Directive:
Omit the pictures, then reproduce every remaining record exactly.

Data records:
####

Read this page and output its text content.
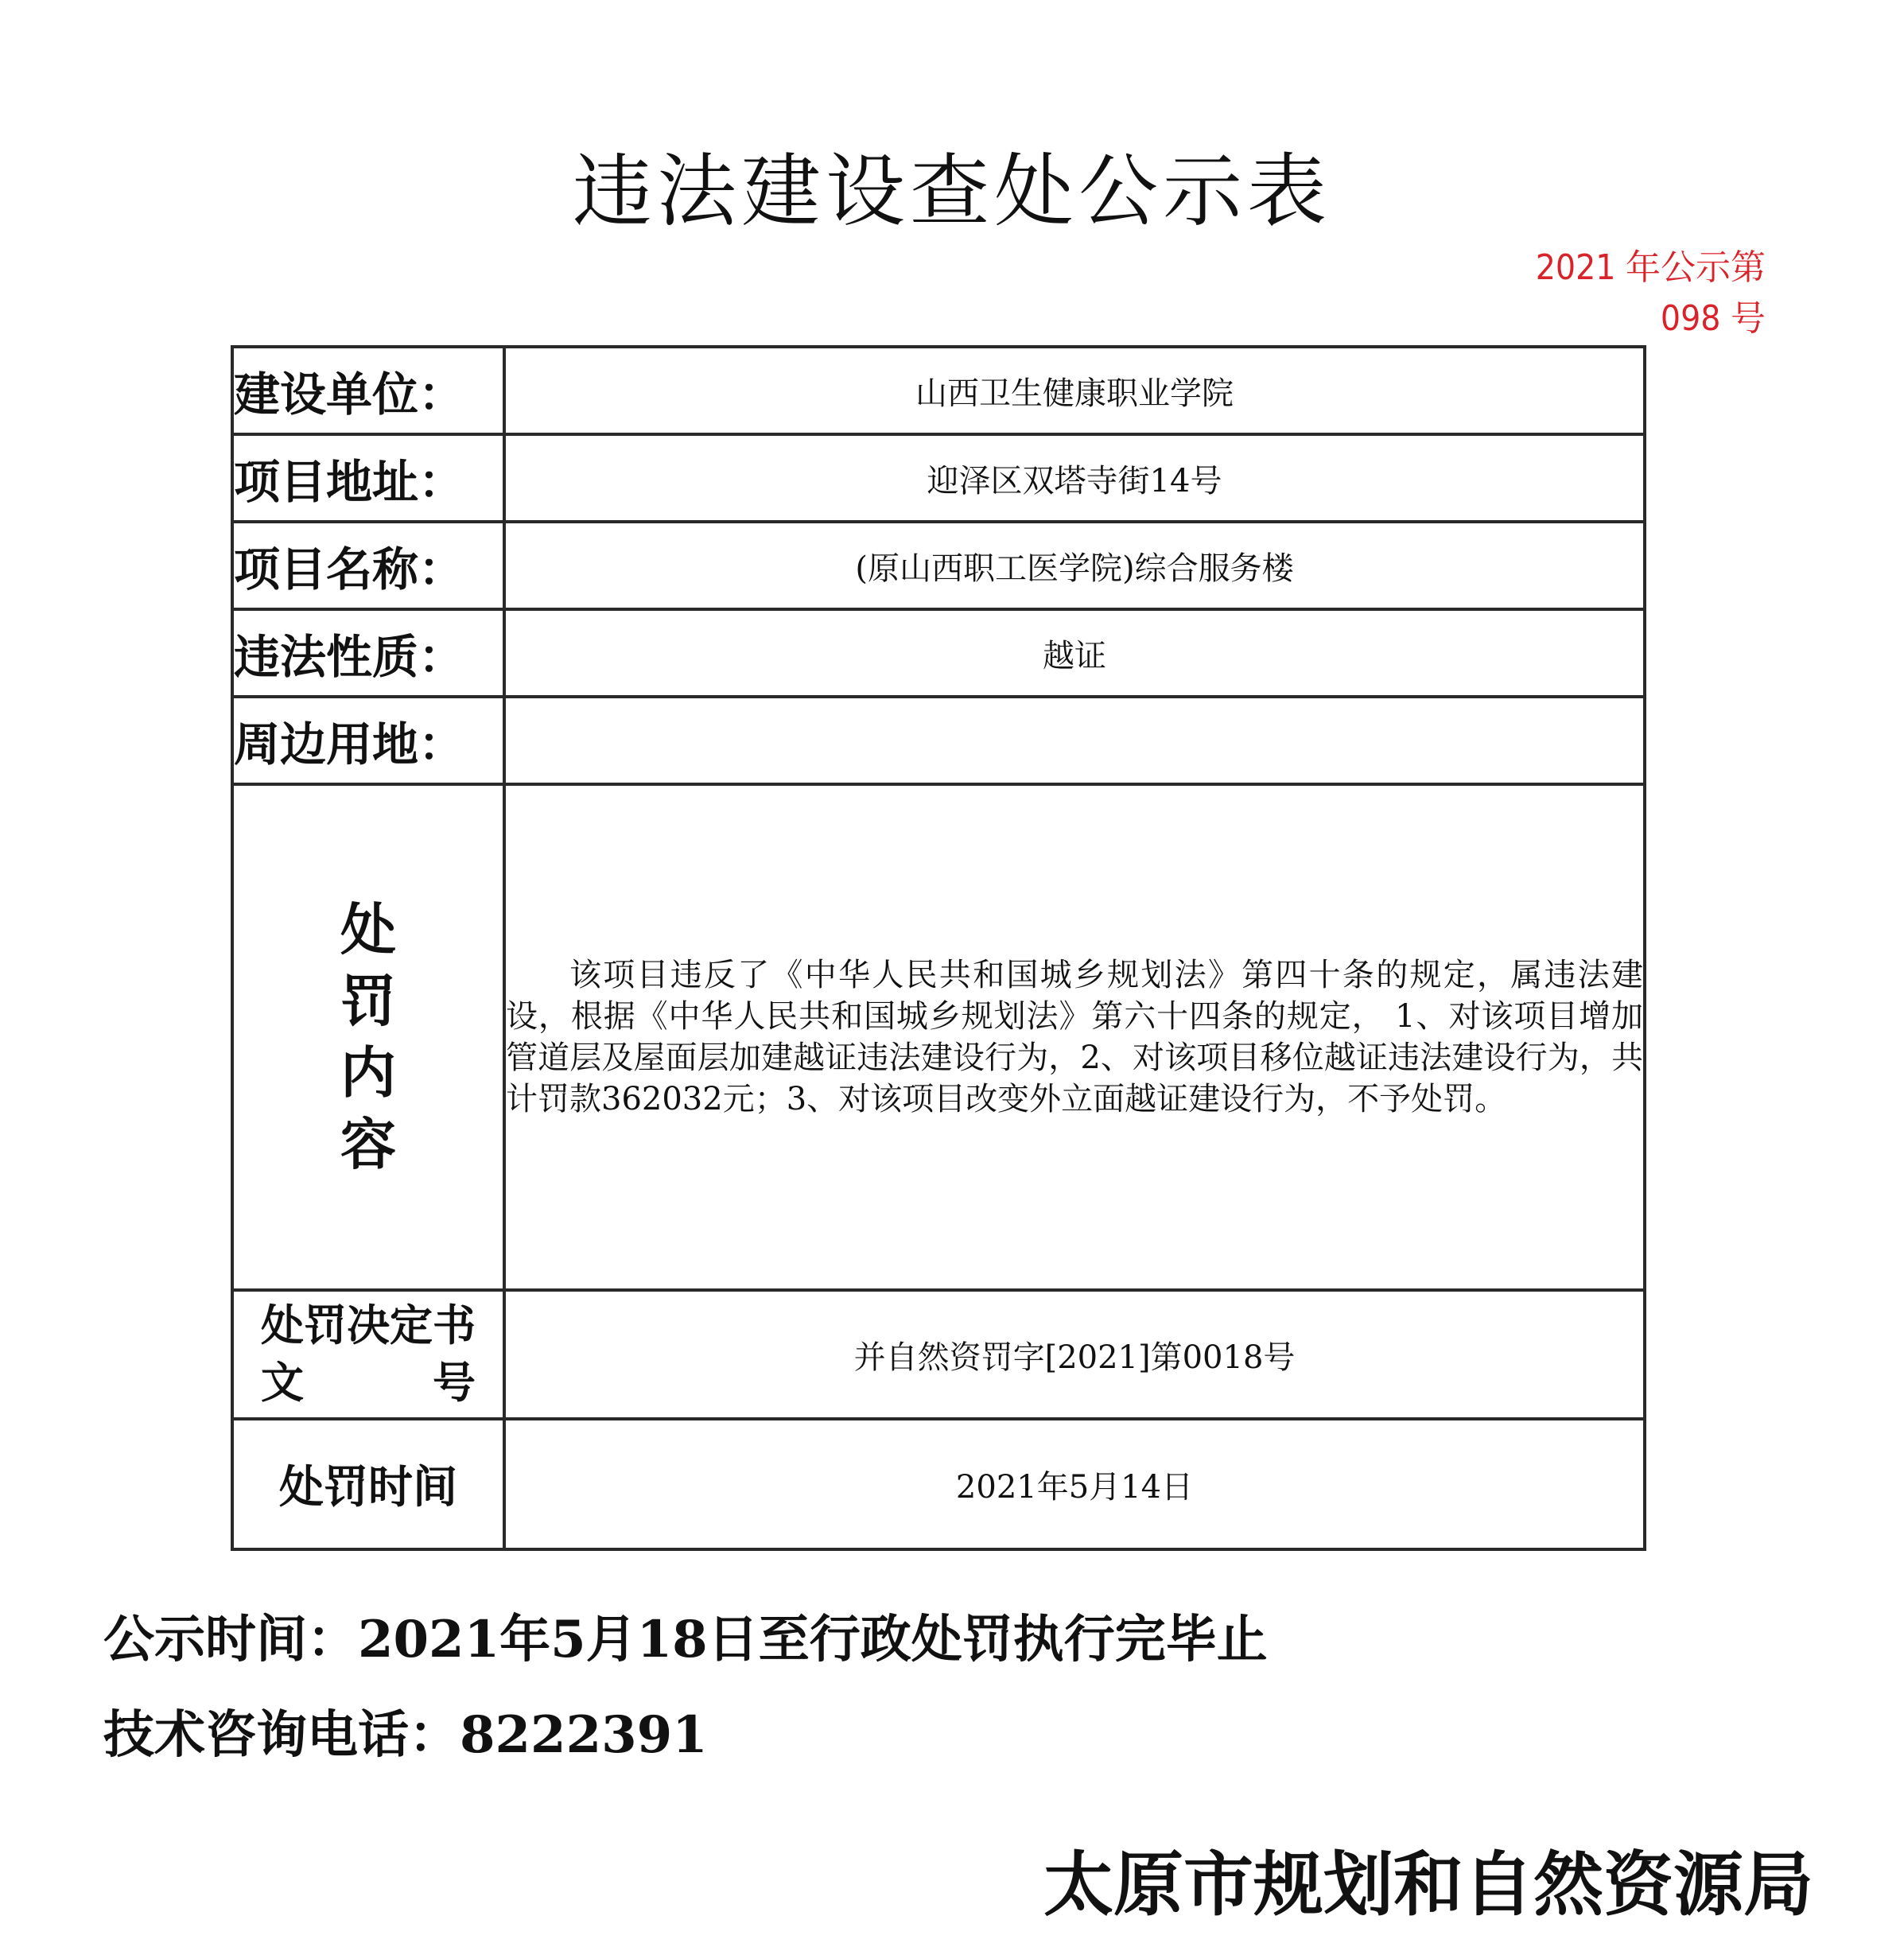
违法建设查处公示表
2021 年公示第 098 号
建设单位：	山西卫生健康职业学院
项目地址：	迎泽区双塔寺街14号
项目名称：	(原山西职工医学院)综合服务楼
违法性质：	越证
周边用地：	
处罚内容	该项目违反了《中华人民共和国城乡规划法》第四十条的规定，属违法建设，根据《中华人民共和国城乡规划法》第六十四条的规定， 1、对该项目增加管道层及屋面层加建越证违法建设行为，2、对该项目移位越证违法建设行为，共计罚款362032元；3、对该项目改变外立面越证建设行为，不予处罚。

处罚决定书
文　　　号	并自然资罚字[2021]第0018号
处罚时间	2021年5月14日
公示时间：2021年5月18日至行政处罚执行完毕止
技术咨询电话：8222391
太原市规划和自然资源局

####

Complete response:
Read this page and output its text content.
违法建设查处公示表
2021 年公示第 098 号
建设单位：	山西卫生健康职业学院
项目地址：	迎泽区双塔寺街14号
项目名称：	(原山西职工医学院)综合服务楼
违法性质：	越证
周边用地：	
处罚内容	该项目违反了《中华人民共和国城乡规划法》第四十条的规定，属违法建设，根据《中华人民共和国城乡规划法》第六十四条的规定， 1、对该项目增加管道层及屋面层加建越证违法建设行为，2、对该项目移位越证违法建设行为，共计罚款362032元；3、对该项目改变外立面越证建设行为，不予处罚。

处罚决定书
文　　　号	并自然资罚字[2021]第0018号
处罚时间	2021年5月14日
公示时间：2021年5月18日至行政处罚执行完毕止
技术咨询电话：8222391
太原市规划和自然资源局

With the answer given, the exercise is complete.